• _Exercise description_:
Some lines of these records may hold the word "LDRg"; state how many, using only the number.
#####
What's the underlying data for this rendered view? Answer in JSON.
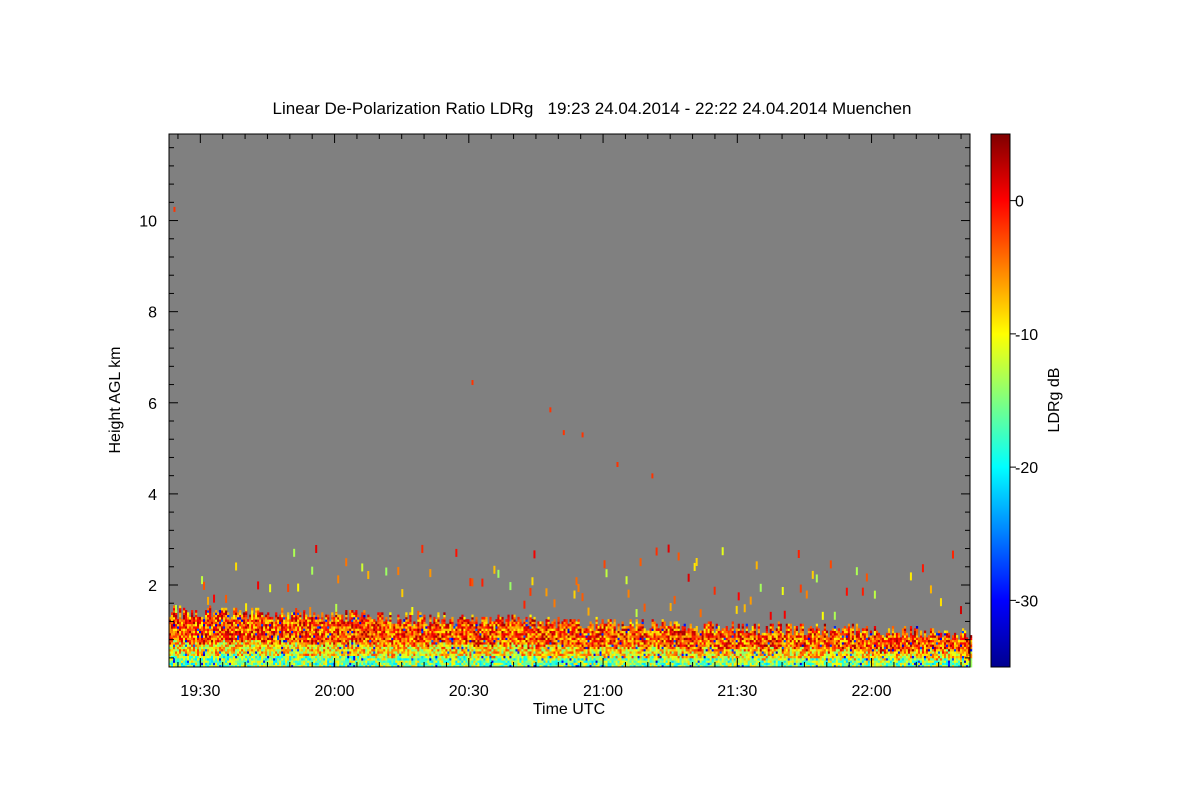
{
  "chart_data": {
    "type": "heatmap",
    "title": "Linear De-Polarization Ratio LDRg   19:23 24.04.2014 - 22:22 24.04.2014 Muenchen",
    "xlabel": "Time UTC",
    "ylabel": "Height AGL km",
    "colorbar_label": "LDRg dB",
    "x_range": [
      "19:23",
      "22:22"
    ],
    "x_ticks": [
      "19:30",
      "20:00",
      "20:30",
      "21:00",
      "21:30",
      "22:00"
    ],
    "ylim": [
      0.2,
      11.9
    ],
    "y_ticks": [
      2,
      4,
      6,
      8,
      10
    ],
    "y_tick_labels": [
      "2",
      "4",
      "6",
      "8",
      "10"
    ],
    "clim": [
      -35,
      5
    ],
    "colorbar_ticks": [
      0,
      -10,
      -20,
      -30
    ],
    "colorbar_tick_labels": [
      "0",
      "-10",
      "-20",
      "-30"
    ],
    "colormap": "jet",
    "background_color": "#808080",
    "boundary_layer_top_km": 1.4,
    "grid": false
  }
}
#####
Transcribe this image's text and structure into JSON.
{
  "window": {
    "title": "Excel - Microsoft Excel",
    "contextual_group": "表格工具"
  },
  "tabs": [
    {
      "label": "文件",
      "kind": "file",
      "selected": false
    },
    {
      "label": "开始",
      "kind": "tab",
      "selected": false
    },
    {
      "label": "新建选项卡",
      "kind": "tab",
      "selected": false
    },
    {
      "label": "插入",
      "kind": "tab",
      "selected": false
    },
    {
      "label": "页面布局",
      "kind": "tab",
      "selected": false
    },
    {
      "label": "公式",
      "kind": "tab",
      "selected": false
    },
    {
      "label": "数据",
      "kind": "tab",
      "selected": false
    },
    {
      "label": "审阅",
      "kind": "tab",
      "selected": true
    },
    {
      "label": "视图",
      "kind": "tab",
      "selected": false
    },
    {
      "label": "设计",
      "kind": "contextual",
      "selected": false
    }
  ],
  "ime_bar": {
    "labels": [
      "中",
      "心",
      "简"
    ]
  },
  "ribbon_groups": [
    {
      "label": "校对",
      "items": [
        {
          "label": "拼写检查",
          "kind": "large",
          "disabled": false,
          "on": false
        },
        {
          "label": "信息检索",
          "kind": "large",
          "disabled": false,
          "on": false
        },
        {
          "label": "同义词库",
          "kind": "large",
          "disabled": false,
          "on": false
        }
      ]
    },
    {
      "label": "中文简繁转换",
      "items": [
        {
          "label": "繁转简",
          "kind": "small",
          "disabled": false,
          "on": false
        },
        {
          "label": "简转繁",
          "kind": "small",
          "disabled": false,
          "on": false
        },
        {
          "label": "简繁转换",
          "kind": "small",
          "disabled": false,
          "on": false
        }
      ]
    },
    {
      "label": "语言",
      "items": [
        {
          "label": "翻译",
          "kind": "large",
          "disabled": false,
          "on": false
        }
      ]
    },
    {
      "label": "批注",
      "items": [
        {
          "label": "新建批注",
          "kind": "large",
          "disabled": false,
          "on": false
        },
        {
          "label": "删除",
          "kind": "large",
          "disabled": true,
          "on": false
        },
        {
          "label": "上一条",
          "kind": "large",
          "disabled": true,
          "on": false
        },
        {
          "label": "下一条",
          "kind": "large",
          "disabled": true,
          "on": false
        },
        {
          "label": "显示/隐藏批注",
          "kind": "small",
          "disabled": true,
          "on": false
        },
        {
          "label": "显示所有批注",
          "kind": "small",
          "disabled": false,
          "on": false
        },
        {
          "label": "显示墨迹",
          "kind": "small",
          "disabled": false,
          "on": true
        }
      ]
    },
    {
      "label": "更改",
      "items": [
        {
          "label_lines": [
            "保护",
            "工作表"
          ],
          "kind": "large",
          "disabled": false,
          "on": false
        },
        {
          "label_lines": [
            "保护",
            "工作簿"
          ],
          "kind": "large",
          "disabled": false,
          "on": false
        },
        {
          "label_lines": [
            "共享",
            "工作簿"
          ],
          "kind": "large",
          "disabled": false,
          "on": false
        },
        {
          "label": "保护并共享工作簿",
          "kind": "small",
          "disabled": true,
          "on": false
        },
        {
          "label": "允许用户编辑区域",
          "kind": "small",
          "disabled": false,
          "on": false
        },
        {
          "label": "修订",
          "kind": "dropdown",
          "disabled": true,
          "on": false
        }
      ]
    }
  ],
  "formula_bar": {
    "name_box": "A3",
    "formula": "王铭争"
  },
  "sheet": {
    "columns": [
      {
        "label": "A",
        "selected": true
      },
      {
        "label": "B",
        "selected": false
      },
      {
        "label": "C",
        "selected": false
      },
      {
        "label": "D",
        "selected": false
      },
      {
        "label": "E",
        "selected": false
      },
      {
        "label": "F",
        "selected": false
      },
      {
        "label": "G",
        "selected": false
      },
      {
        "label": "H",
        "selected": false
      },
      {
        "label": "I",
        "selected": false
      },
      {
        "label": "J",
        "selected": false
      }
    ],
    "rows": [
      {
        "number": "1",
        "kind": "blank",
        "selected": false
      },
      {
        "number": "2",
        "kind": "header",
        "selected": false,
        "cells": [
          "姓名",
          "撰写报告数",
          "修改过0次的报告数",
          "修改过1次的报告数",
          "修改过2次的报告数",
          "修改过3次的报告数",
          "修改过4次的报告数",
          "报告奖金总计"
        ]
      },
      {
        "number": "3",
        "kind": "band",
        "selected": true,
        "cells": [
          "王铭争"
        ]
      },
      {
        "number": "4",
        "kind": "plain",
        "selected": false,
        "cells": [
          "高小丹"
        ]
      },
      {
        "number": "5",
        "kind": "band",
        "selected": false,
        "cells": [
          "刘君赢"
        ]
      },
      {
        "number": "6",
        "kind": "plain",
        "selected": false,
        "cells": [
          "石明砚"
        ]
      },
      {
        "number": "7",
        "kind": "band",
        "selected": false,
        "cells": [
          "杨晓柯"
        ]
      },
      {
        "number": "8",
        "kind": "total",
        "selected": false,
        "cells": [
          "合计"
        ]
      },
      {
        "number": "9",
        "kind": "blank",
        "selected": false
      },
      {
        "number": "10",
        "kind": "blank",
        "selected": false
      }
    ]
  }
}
#####
• _Solution for this exercise_:
2